### Aim
Write every line of the material out exactly as shown.

------ Listed entries

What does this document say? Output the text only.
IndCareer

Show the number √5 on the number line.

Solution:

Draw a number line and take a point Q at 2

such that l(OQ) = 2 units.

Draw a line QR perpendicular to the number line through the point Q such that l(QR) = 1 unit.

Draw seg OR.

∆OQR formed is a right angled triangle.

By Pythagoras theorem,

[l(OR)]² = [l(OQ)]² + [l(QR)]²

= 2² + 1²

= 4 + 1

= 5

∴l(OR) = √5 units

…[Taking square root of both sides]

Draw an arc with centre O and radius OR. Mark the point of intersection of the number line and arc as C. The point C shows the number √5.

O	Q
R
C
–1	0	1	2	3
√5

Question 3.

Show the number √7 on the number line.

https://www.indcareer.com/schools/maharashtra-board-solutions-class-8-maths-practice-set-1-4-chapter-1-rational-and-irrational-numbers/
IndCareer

------------

### Answer for this exercise
What does this document say? Output the text only.
IndCareer

Show the number √5 on the number line.

Solution:

Draw a number line and take a point Q at 2

such that l(OQ) = 2 units.

Draw a line QR perpendicular to the number line through the point Q such that l(QR) = 1 unit.

Draw seg OR.

∆OQR formed is a right angled triangle.

By Pythagoras theorem,

[l(OR)]² = [l(OQ)]² + [l(QR)]²

= 2² + 1²

= 4 + 1

= 5

∴l(OR) = √5 units

…[Taking square root of both sides]

Draw an arc with centre O and radius OR. Mark the point of intersection of the number line and arc as C. The point C shows the number √5.

O	Q
R
C
–1	0	1	2	3
√5

Question 3.

Show the number √7 on the number line.

https://www.indcareer.com/schools/maharashtra-board-solutions-class-8-maths-practice-set-1-4-chapter-1-rational-and-irrational-numbers/
IndCareer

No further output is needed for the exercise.